Short exercise - Select, from the data, each line where "batérie" occurs.

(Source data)
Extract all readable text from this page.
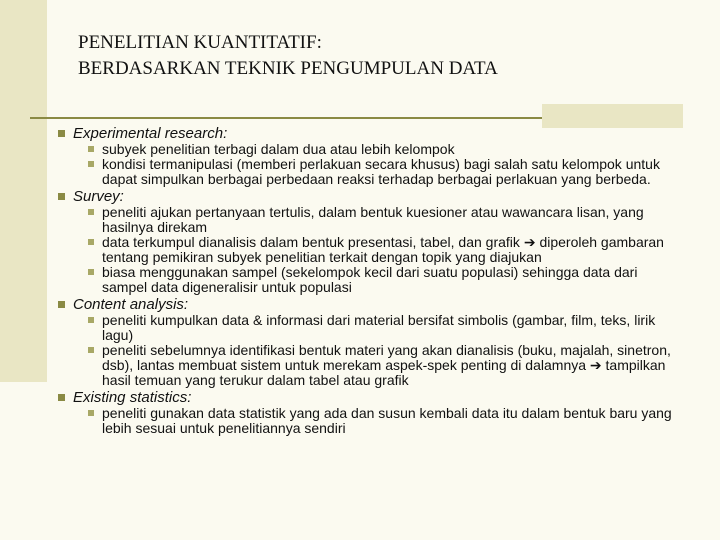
PENELITIAN KUANTITATIF:
BERDASARKAN TEKNIK PENGUMPULAN DATA
Experimental research:
subyek penelitian terbagi dalam dua atau lebih kelompok
kondisi termanipulasi (memberi perlakuan secara khusus) bagi salah satu kelompok untuk dapat simpulkan berbagai perbedaan reaksi terhadap berbagai perlakuan yang berbeda.
Survey:
peneliti ajukan pertanyaan tertulis, dalam bentuk kuesioner atau wawancara lisan, yang hasilnya direkam
data terkumpul dianalisis dalam bentuk presentasi, tabel, dan grafik ➔ diperoleh gambaran tentang pemikiran subyek penelitian terkait dengan topik yang diajukan
biasa menggunakan sampel (sekelompok kecil dari suatu populasi) sehingga data dari sampel data digeneralisir untuk populasi
Content analysis:
peneliti kumpulkan data & informasi dari material bersifat simbolis (gambar, film, teks, lirik lagu)
peneliti sebelumnya identifikasi bentuk materi yang akan dianalisis (buku, majalah, sinetron, dsb), lantas membuat sistem untuk merekam aspek-spek penting di dalamnya ➔ tampilkan hasil temuan yang terukur dalam tabel atau grafik
Existing statistics:
peneliti gunakan data statistik yang ada dan susun kembali data itu dalam bentuk baru yang lebih sesuai untuk penelitiannya sendiri
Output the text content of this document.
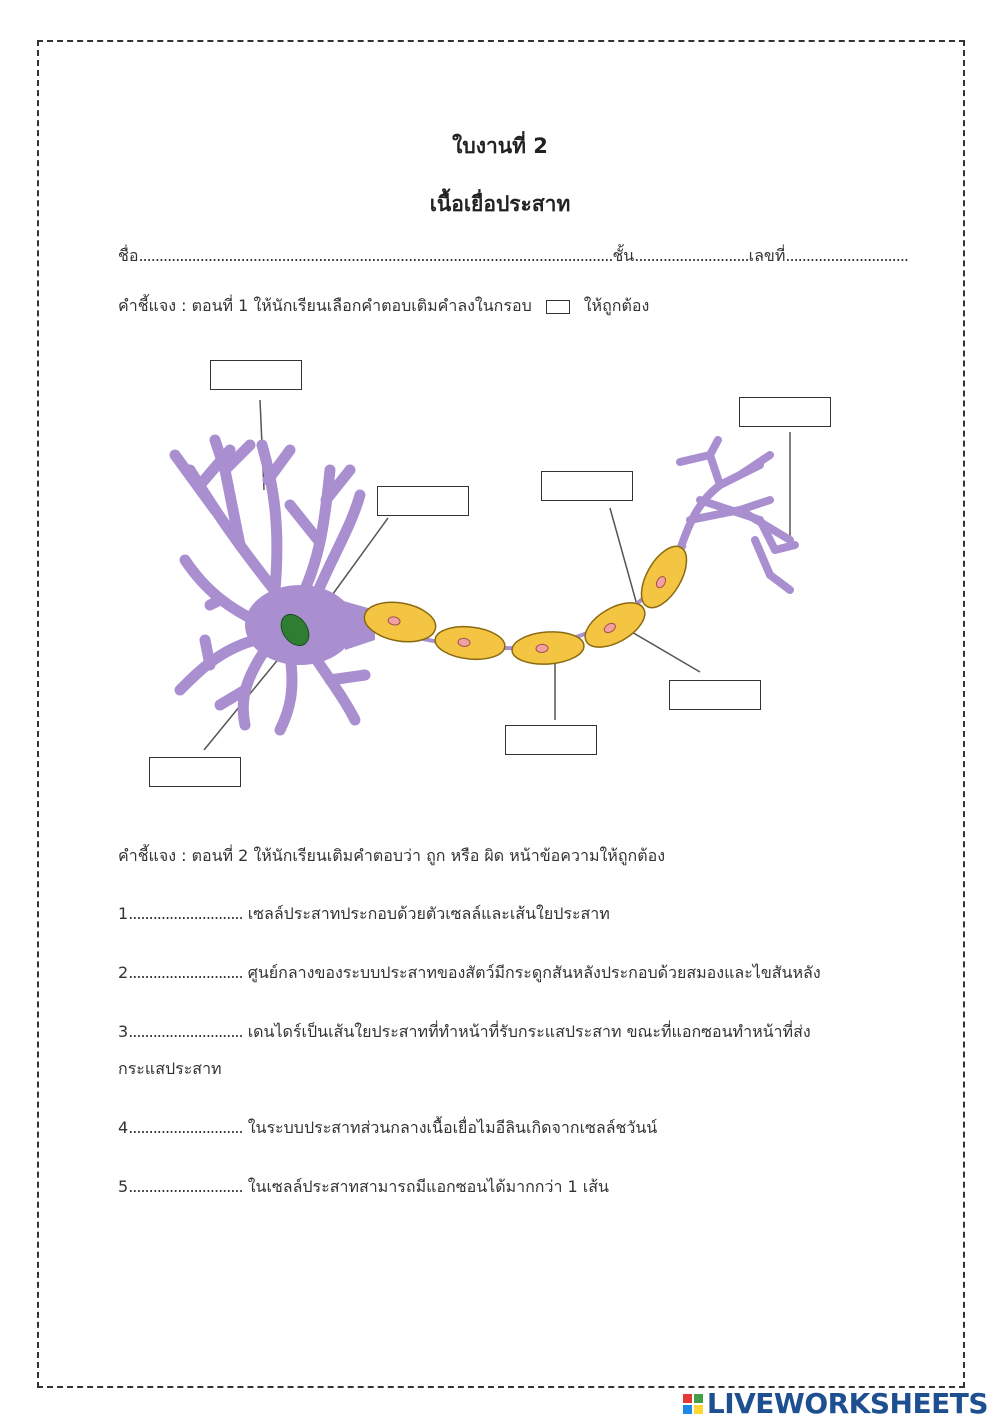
ใบงานที่ 2
เนื้อเยื่อประสาท
ชื่อ....................................................................................................................ชั้น............................เลขที่..............................
คำชี้แจง : ตอนที่ 1 ให้นักเรียนเลือกคำตอบเติมคำลงในกรอบ	ให้ถูกต้อง
คำชี้แจง : ตอนที่ 2 ให้นักเรียนเติมคำตอบว่า ถูก หรือ ผิด หน้าข้อความให้ถูกต้อง
1............................ เซลล์ประสาทประกอบด้วยตัวเซลล์และเส้นใยประสาท
2............................ ศูนย์กลางของระบบประสาทของสัตว์มีกระดูกสันหลังประกอบด้วยสมองและไขสันหลัง
3............................ เดนไดร์เป็นเส้นใยประสาทที่ทำหน้าที่รับกระแสประสาท ขณะที่แอกซอนทำหน้าที่ส่ง
กระแสประสาท
4............................ ในระบบประสาทส่วนกลางเนื้อเยื่อไมอีลินเกิดจากเซลล์ชวันน์
5............................ ในเซลล์ประสาทสามารถมีแอกซอนได้มากกว่า 1 เส้น
LIVEWORKSHEETS
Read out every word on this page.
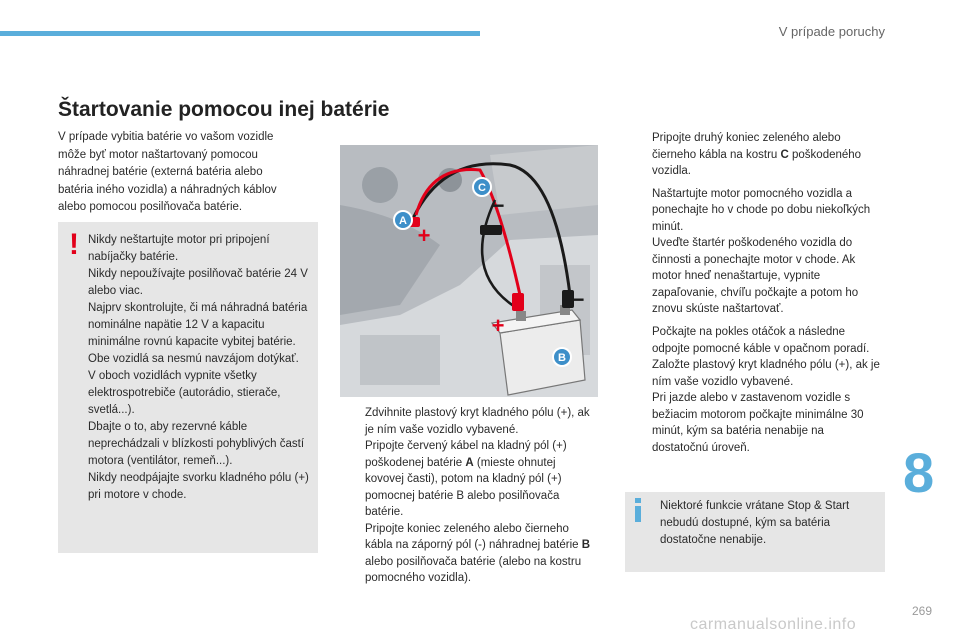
V prípade poruchy
Štartovanie pomocou inej batérie
V prípade vybitia batérie vo vašom vozidle môže byť motor naštartovaný pomocou náhradnej batérie (externá batéria alebo batéria iného vozidla) a náhradných káblov alebo pomocou posilňovača batérie.
! Nikdy neštartujte motor pri pripojení nabíjačky batérie.
Nikdy nepoužívajte posilňovač batérie 24 V alebo viac.
Najprv skontrolujte, či má náhradná batéria nominálne napätie 12 V a kapacitu minimálne rovnú kapacite vybitej batérie.
Obe vozidlá sa nesmú navzájom dotýkať.
V oboch vozidlách vypnite všetky elektrospotrebiče (autorádio, stierače, svetlá...).
Dbajte o to, aby rezervné káble neprechádzali v blízkosti pohyblivých častí motora (ventilátor, remeň...).
Nikdy neodpájajte svorku kladného pólu (+) pri motore v chode.
A
C
B
+
+
−
−
Zdvihnite plastový kryt kladného pólu (+), ak je ním vaše vozidlo vybavené.
Pripojte červený kábel na kladný pól (+) poškodenej batérie A (mieste ohnutej kovovej časti), potom na kladný pól (+) pomocnej batérie B alebo posilňovača batérie.
Pripojte koniec zeleného alebo čierneho kábla na záporný pól (-) náhradnej batérie B alebo posilňovača batérie (alebo na kostru pomocného vozidla).
Pripojte druhý koniec zeleného alebo čierneho kábla na kostru C poškodeného vozidla.
Naštartujte motor pomocného vozidla a ponechajte ho v chode po dobu niekoľkých minút.
Uveďte štartér poškodeného vozidla do činnosti a ponechajte motor v chode. Ak motor hneď nenaštartuje, vypnite zapaľovanie, chvíľu počkajte a potom ho znovu skúste naštartovať.
Počkajte na pokles otáčok a následne odpojte pomocné káble v opačnom poradí.
Založte plastový kryt kladného pólu (+), ak je ním vaše vozidlo vybavené.
Pri jazde alebo v zastavenom vozidle s bežiacim motorom počkajte minimálne 30 minút, kým sa batéria nenabije na dostatočnú úroveň.
Niektoré funkcie vrátane Stop & Start nebudú dostupné, kým sa batéria dostatočne nenabije.
8
269
carmanualsonline.info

Result for this task -
Štartovanie pomocou inej batérie
V prípade vybitia batérie vo vašom vozidle môže byť motor naštartovaný pomocou náhradnej batérie (externá batéria alebo batéria iného vozidla) a náhradných káblov alebo pomocou posilňovača batérie.
! Nikdy neštartujte motor pri pripojení nabíjačky batérie.
Nikdy nepoužívajte posilňovač batérie 24 V alebo viac.
Najprv skontrolujte, či má náhradná batéria nominálne napätie 12 V a kapacitu minimálne rovnú kapacite vybitej batérie.
Pripojte červený kábel na kladný pól (+) poškodenej batérie A (mieste ohnutej kovovej časti), potom na kladný pól (+) pomocnej batérie B alebo posilňovača batérie.
Pripojte koniec zeleného alebo čierneho kábla na záporný pól (-) náhradnej batérie B alebo posilňovača batérie (alebo na kostru pomocného vozidla).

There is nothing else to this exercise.